» **Stated exercise**: Check each line of the material. Copy those containing "ylabel".

______________________________

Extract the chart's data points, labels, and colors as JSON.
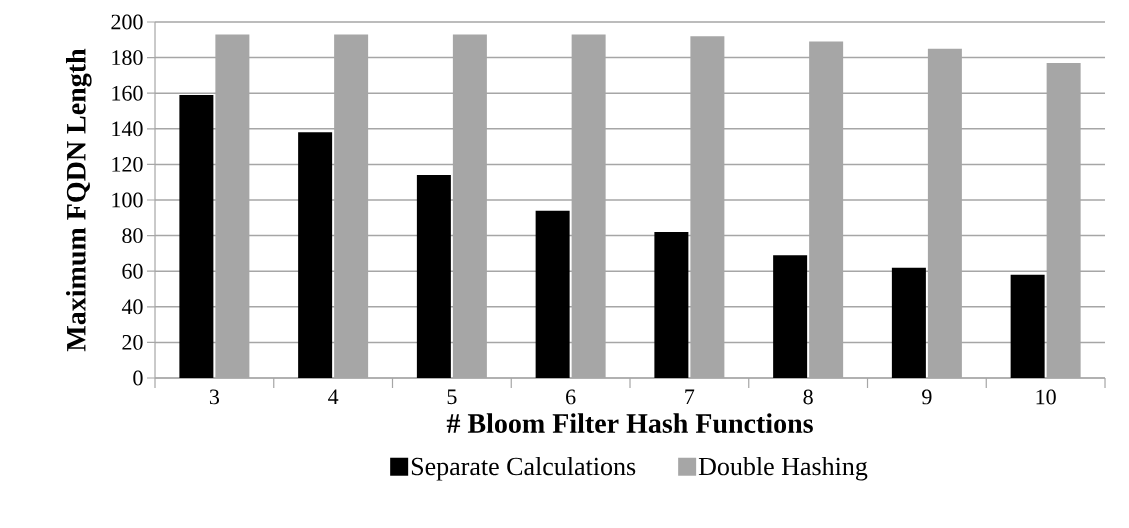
{
  "chart_data": {
    "type": "bar",
    "xlabel": "# Bloom Filter Hash Functions",
    "ylabel": "Maximum  FQDN Length",
    "categories": [
      "3",
      "4",
      "5",
      "6",
      "7",
      "8",
      "9",
      "10"
    ],
    "series": [
      {
        "name": "Separate Calculations",
        "color": "#000000",
        "values": [
          159,
          138,
          114,
          94,
          82,
          69,
          62,
          58
        ]
      },
      {
        "name": "Double Hashing",
        "color": "#a6a6a6",
        "values": [
          193,
          193,
          193,
          193,
          192,
          189,
          185,
          177
        ]
      }
    ],
    "ylim": [
      0,
      200
    ],
    "yticks": [
      0,
      20,
      40,
      60,
      80,
      100,
      120,
      140,
      160,
      180,
      200
    ],
    "grid": "y",
    "legend": "bottom"
  }
}
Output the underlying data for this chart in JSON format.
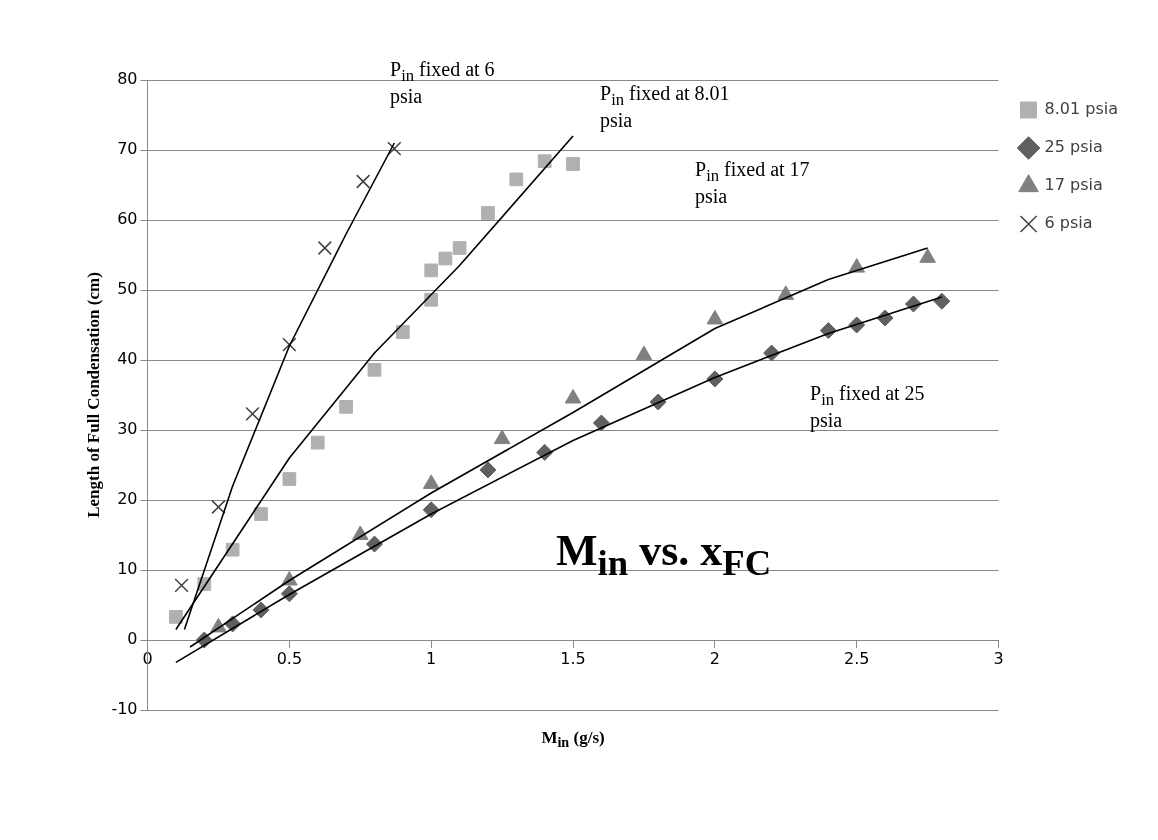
{
  "chart_data": {
    "type": "scatter",
    "title": "M$_{in}$ vs. x$_{FC}$",
    "xlabel": "M$_{in}$ (g/s)",
    "ylabel": "Length of Full Condensation (cm)",
    "xlim": [
      0,
      3
    ],
    "xticks": [
      0,
      0.5,
      1,
      1.5,
      2,
      2.5,
      3
    ],
    "ylim": [
      -10,
      80
    ],
    "yticks": [
      -10,
      0,
      10,
      20,
      30,
      40,
      50,
      60,
      70,
      80
    ],
    "grid": "y",
    "legend": "right",
    "annotations": [
      "P$_{in}$ fixed at 6 psia",
      "P$_{in}$ fixed at 8.01 psia",
      "P$_{in}$ fixed at 17 psia",
      "P$_{in}$ fixed at 25 psia"
    ],
    "series": [
      {
        "name": "8.01 psia",
        "color": "#b0b0b0",
        "marker": "square",
        "x": [
          0.1,
          0.2,
          0.3,
          0.4,
          0.5,
          0.6,
          0.7,
          0.8,
          0.9,
          1,
          1,
          1.05,
          1.1,
          1.2,
          1.3,
          1.4,
          1.5
        ],
        "values": [
          3.3,
          8,
          12.9,
          18,
          23,
          28.2,
          33.3,
          38.6,
          44,
          48.6,
          52.8,
          54.5,
          56,
          61,
          65.8,
          68.4,
          68
        ]
      },
      {
        "name": "25 psia",
        "color": "#606060",
        "marker": "diamond",
        "x": [
          0.2,
          0.3,
          0.4,
          0.5,
          0.8,
          1,
          1.2,
          1.4,
          1.6,
          1.8,
          2,
          2.2,
          2.4,
          2.5,
          2.6,
          2.7,
          2.8
        ],
        "values": [
          0,
          2.3,
          4.3,
          6.6,
          13.7,
          18.6,
          24.3,
          26.8,
          31,
          34,
          37.3,
          41,
          44.2,
          45,
          46,
          48,
          48.4
        ]
      },
      {
        "name": "17 psia",
        "color": "#808080",
        "marker": "triangle",
        "x": [
          0.25,
          0.5,
          0.75,
          1,
          1.25,
          1.5,
          1.75,
          2,
          2.25,
          2.5,
          2.75
        ],
        "values": [
          1.8,
          8.5,
          15,
          22.3,
          28.7,
          34.5,
          40.7,
          45.8,
          49.3,
          53.2,
          54.6
        ]
      },
      {
        "name": "6 psia",
        "color": "#404040",
        "marker": "cross",
        "x": [
          0.12,
          0.25,
          0.37,
          0.5,
          0.625,
          0.76,
          0.87
        ],
        "values": [
          7.8,
          19,
          32.3,
          42.2,
          56,
          65.5,
          70.2
        ]
      },
      {
        "type": "line",
        "color": "#000000",
        "marker": "none",
        "x": [
          0.13,
          0.3,
          0.5,
          0.7,
          0.87
        ],
        "values": [
          1.5,
          22,
          42,
          58,
          71
        ]
      },
      {
        "type": "line",
        "color": "#000000",
        "marker": "none",
        "x": [
          0.1,
          0.5,
          0.8,
          1.1,
          1.5
        ],
        "values": [
          1.5,
          26,
          41,
          53.5,
          72
        ]
      },
      {
        "type": "line",
        "color": "#000000",
        "marker": "none",
        "x": [
          0.15,
          0.5,
          1,
          1.5,
          2,
          2.4,
          2.75
        ],
        "values": [
          -1,
          8.5,
          21,
          32.5,
          44.5,
          51.5,
          56
        ]
      },
      {
        "type": "line",
        "color": "#000000",
        "marker": "none",
        "x": [
          0.1,
          0.5,
          1,
          1.5,
          2,
          2.4,
          2.8
        ],
        "values": [
          -3.2,
          6.5,
          18,
          28.5,
          37.5,
          43.8,
          49
        ]
      }
    ]
  }
}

______________________________

» **Exercise solution**:
    "ylabel": "Maximum  FQDN Length",
    "ylabel": "Length of Full Condensation (cm)",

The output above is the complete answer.